Data entries —
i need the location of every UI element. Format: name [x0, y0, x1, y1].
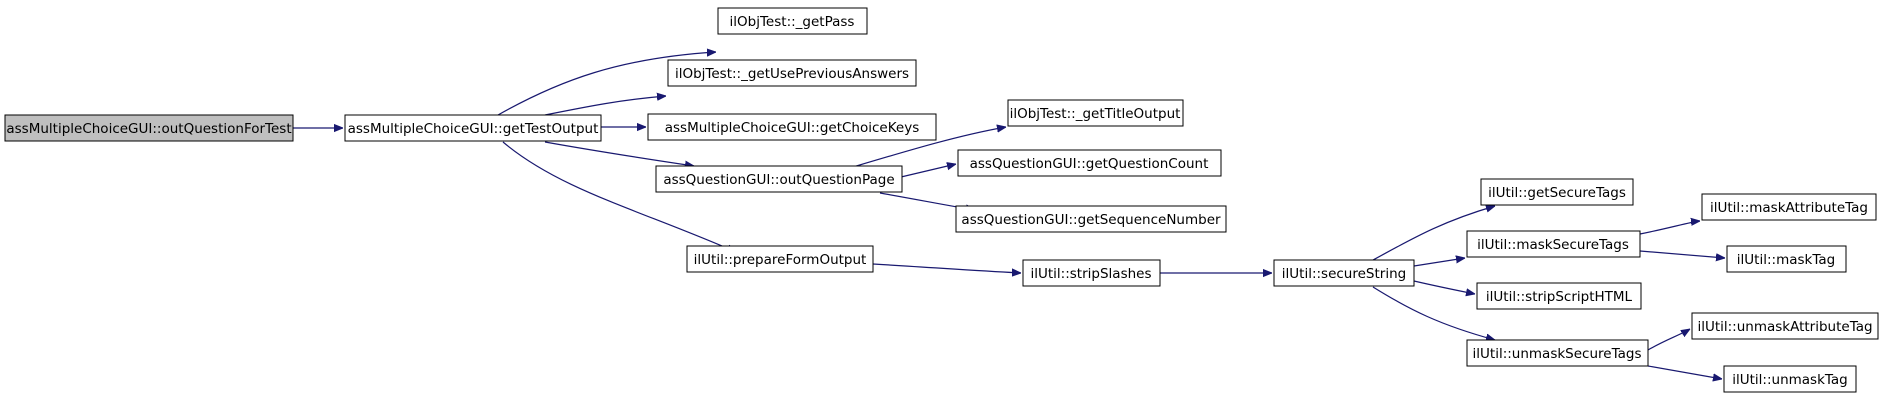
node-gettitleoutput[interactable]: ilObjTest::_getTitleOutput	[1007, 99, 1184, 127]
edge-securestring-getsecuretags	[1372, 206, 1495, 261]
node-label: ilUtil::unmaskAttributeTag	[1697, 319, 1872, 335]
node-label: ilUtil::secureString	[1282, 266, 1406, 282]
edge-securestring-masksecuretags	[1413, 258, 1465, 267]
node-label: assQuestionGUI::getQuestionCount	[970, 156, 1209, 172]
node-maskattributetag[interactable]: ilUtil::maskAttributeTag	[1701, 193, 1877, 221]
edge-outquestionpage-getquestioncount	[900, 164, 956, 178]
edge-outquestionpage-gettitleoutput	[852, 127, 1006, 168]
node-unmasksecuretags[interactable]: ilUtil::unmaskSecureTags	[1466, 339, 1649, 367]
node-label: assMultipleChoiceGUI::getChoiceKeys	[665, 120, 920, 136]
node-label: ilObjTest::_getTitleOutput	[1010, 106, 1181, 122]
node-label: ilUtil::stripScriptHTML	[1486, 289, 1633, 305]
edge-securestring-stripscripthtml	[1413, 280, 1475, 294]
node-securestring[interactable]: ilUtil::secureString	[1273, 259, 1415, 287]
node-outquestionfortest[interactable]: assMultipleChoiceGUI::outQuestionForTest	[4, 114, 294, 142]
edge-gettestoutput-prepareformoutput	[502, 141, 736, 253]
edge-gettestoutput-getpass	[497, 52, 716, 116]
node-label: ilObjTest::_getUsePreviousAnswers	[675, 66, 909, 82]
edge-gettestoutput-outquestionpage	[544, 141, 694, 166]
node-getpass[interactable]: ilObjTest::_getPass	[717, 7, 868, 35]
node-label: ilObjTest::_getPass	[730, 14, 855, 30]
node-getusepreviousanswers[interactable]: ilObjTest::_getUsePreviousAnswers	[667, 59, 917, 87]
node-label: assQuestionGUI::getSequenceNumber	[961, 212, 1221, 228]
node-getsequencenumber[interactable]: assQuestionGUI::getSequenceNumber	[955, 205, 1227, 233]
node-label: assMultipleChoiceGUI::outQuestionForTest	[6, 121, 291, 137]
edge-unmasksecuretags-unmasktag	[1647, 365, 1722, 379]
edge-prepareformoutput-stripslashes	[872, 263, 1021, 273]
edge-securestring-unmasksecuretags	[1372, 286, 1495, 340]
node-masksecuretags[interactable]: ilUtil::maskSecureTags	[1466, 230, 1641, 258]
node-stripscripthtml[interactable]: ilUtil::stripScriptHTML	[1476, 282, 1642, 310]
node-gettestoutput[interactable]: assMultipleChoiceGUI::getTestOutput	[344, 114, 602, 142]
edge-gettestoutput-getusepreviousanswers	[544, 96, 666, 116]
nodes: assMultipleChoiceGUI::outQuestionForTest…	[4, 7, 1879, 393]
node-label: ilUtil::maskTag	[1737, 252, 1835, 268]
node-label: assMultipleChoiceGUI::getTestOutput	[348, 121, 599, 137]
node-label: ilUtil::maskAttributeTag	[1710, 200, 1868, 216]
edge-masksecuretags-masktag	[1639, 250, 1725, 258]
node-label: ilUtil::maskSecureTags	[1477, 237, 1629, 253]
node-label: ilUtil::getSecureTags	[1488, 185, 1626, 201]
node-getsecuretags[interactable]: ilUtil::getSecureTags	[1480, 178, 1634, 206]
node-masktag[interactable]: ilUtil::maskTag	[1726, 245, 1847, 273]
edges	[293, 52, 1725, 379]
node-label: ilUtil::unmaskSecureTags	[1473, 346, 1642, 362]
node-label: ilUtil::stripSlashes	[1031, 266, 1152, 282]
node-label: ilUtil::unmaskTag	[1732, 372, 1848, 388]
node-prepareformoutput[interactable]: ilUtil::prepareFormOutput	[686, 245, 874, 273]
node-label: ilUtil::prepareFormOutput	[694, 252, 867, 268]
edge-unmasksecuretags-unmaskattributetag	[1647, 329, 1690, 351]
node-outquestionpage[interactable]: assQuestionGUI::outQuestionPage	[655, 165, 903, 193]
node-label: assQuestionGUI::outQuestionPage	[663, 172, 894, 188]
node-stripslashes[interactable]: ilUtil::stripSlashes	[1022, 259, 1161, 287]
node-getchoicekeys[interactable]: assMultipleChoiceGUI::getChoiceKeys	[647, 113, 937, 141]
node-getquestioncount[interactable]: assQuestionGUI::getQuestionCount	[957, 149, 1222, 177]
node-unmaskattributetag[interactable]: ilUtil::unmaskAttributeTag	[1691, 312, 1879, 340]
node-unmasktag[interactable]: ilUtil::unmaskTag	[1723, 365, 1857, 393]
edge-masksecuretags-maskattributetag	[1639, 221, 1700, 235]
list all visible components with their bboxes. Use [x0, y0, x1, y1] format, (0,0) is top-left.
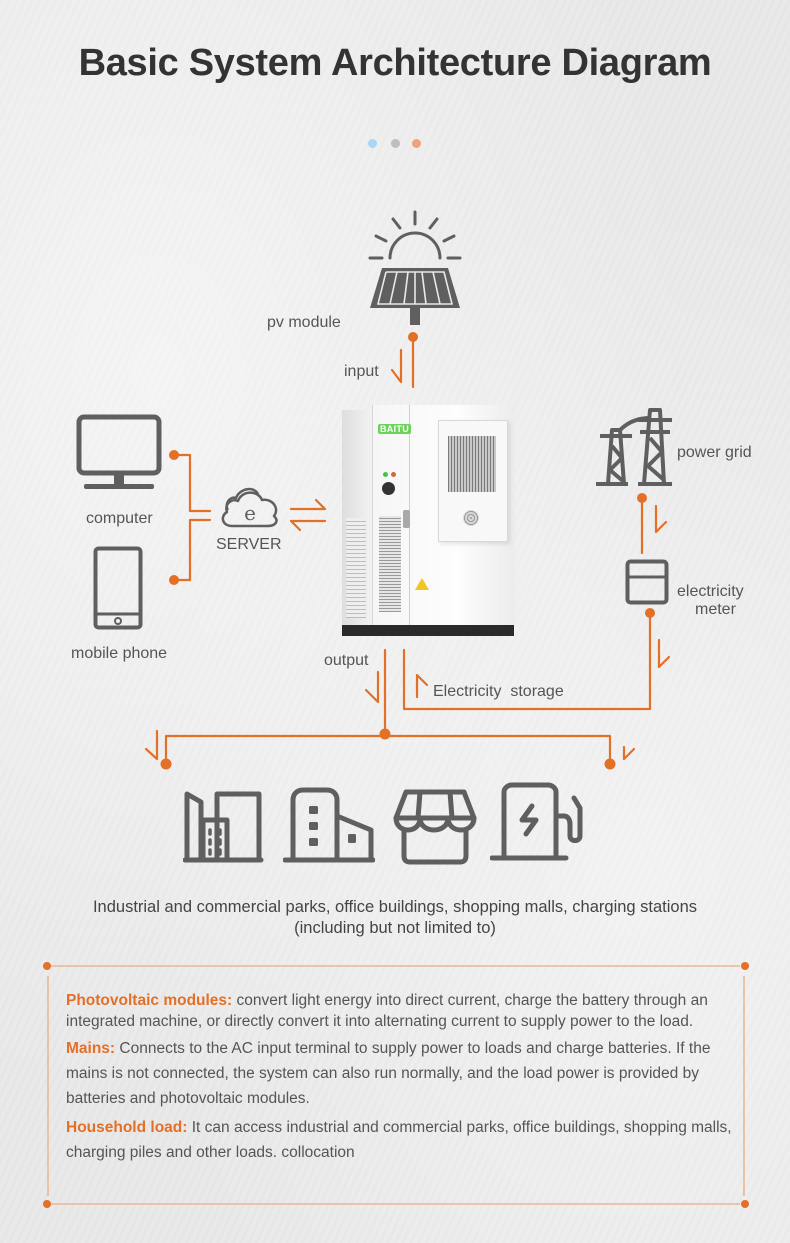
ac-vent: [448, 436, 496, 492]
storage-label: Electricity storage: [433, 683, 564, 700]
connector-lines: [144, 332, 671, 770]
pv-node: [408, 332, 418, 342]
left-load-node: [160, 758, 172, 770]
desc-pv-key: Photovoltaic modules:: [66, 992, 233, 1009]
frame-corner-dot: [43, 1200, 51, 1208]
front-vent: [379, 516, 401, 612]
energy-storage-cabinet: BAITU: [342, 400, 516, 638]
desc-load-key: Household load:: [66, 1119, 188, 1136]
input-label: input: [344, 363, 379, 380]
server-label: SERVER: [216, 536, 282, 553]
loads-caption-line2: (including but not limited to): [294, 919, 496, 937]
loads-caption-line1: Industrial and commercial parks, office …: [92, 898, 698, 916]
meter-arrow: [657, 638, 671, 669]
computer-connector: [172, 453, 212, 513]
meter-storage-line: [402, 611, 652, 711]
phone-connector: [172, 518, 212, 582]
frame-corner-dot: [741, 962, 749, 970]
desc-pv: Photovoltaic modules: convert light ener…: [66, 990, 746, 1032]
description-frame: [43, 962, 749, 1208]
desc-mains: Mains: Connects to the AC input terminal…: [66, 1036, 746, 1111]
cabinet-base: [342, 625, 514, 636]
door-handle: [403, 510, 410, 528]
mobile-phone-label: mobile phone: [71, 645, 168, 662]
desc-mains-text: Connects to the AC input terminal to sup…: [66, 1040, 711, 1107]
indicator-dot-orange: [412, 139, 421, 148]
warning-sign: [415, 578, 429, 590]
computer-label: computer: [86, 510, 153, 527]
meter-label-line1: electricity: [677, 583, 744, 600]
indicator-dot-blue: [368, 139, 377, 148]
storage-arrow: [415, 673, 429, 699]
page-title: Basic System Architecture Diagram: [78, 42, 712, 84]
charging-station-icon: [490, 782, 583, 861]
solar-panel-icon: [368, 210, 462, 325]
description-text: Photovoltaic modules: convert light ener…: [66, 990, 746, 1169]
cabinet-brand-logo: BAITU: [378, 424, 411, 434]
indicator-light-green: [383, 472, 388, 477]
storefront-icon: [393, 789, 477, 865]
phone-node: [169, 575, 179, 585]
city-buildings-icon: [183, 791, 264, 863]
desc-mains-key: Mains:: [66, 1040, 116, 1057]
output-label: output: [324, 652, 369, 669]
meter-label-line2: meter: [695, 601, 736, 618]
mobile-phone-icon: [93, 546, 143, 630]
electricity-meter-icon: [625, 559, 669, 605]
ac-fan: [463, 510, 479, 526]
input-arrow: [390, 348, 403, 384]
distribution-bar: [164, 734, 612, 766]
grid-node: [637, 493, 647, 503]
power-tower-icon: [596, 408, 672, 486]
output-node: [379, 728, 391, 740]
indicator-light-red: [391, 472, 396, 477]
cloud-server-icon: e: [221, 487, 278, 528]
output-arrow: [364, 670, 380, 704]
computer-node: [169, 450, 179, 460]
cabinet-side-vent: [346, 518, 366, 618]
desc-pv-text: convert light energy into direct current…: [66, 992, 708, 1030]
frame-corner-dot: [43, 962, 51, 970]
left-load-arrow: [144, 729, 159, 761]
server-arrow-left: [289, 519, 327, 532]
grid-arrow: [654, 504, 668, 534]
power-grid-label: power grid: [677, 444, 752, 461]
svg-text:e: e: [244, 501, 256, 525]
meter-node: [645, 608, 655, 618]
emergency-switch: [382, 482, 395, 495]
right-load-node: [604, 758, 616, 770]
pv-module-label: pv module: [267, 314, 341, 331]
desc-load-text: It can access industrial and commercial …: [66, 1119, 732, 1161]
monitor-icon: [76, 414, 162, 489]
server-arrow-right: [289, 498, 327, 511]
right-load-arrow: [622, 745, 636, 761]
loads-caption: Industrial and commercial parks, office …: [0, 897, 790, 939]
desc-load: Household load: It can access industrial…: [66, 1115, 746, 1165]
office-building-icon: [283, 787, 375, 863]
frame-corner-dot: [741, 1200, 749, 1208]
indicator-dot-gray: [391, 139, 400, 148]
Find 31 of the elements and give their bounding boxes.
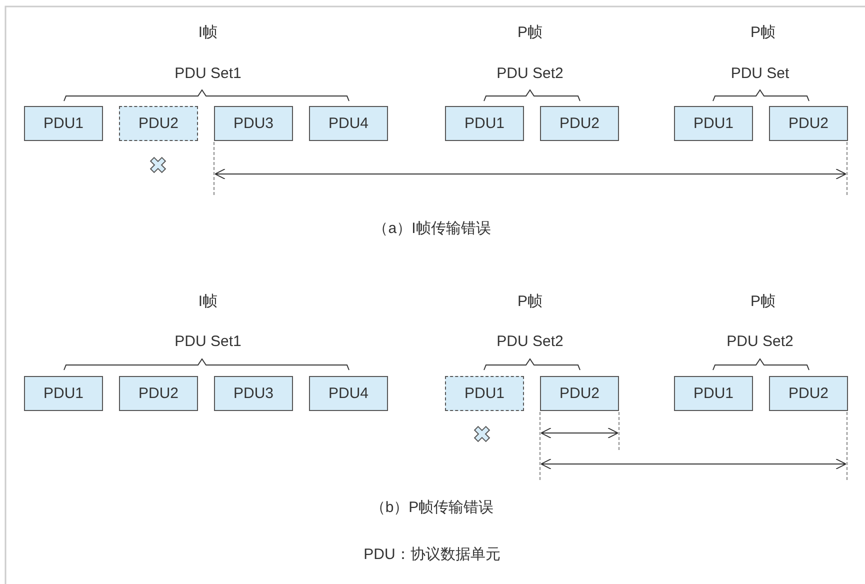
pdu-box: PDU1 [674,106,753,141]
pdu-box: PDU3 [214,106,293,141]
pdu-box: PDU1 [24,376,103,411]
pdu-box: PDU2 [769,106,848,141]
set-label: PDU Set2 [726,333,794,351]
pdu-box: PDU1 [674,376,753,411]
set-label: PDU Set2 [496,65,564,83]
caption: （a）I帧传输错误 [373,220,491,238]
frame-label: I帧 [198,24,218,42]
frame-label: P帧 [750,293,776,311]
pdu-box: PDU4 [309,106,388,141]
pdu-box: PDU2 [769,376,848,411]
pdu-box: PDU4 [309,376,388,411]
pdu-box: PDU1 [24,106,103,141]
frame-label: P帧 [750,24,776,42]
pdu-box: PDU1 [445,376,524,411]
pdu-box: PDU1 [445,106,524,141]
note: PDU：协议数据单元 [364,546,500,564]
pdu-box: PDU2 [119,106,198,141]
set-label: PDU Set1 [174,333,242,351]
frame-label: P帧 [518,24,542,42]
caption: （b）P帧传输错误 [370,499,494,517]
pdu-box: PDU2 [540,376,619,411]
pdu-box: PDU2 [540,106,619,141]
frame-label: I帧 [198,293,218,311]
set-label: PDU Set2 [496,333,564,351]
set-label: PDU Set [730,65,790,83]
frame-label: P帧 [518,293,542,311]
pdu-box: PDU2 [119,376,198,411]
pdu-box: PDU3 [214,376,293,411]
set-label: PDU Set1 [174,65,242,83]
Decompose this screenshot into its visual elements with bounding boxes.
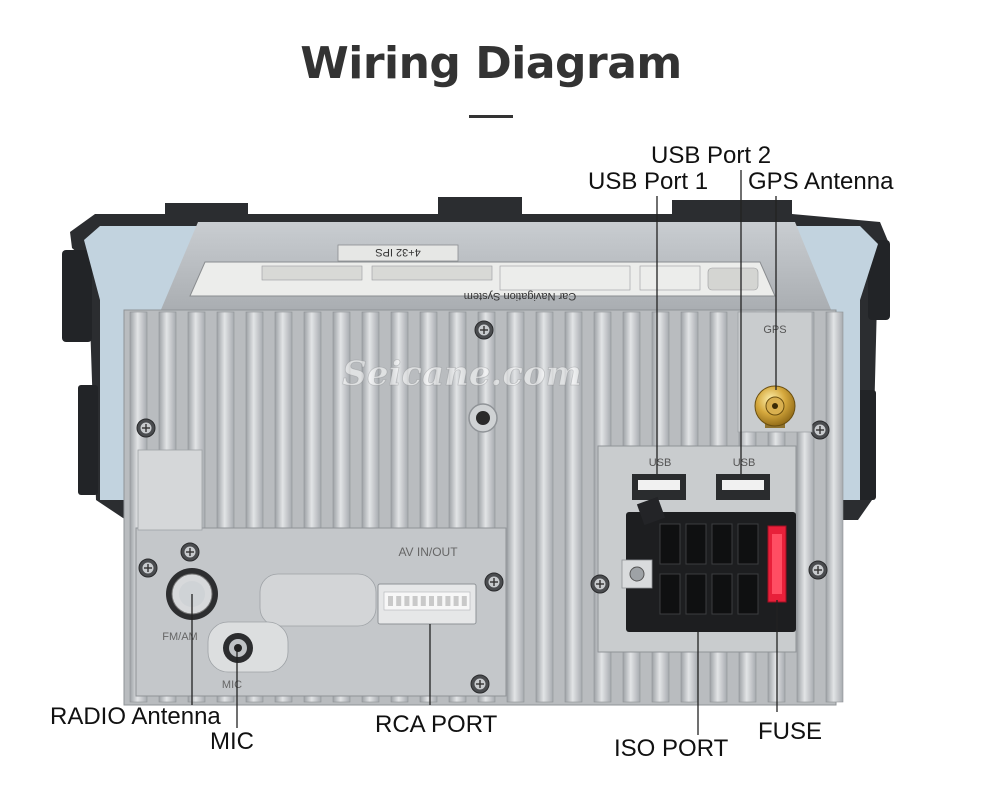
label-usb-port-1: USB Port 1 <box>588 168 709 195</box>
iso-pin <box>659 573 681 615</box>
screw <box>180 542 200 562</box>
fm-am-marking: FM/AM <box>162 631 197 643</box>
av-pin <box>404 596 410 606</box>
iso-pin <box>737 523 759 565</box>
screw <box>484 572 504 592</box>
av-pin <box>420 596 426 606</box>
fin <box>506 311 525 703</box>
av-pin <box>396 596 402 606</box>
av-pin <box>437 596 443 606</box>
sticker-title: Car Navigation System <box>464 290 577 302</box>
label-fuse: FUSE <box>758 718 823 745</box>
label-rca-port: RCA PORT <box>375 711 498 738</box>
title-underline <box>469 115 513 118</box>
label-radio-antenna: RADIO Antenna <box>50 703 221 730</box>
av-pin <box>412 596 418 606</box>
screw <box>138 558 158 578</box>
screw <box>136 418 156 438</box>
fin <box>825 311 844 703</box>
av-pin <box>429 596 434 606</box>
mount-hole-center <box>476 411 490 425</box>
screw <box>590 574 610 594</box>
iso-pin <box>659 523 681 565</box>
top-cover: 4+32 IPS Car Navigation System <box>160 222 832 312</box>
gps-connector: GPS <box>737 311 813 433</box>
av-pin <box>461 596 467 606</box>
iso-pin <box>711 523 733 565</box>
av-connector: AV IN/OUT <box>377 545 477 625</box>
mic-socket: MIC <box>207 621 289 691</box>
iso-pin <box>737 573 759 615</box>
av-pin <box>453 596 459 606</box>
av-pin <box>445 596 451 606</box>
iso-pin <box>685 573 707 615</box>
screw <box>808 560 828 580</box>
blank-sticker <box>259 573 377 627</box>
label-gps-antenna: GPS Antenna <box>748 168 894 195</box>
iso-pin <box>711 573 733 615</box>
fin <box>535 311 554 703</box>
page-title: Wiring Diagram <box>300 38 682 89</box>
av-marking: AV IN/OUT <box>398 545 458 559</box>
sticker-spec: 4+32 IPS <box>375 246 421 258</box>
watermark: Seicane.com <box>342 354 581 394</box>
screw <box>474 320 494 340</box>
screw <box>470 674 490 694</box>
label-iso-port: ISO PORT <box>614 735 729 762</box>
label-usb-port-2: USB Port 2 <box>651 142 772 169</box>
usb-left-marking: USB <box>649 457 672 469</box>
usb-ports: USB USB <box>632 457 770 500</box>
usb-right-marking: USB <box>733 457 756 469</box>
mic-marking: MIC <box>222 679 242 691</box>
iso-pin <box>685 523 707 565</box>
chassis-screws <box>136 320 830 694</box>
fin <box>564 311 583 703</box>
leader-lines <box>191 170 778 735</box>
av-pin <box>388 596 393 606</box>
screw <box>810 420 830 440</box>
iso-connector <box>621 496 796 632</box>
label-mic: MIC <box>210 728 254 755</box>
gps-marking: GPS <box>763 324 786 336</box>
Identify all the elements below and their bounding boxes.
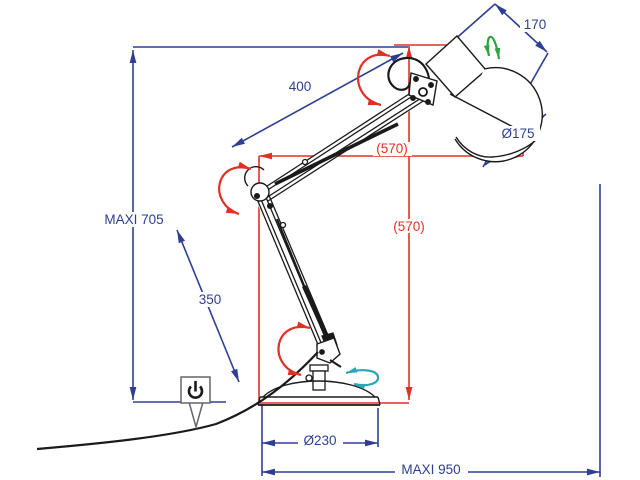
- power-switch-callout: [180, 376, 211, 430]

Goal — Give again the lines of the material starting at the line containing "pdu-box: PDU1 [674,106,753,141]" and ending at the line containing "pdu-box: PDU1 [445,376,524,411]", both included, copying each line exactly.

Complete output —
pdu-box: PDU1 [674,106,753,141]
pdu-box: PDU3 [214,106,293,141]
pdu-box: PDU1 [24,376,103,411]
pdu-box: PDU2 [769,106,848,141]
set-label: PDU Set2 [726,333,794,351]
pdu-box: PDU1 [674,376,753,411]
set-label: PDU Set2 [496,65,564,83]
caption: （a）I帧传输错误 [373,220,491,238]
frame-label: I帧 [198,24,218,42]
frame-label: P帧 [750,293,776,311]
pdu-box: PDU4 [309,106,388,141]
pdu-box: PDU2 [769,376,848,411]
pdu-box: PDU4 [309,376,388,411]
pdu-box: PDU1 [24,106,103,141]
frame-label: P帧 [750,24,776,42]
pdu-box: PDU1 [445,376,524,411]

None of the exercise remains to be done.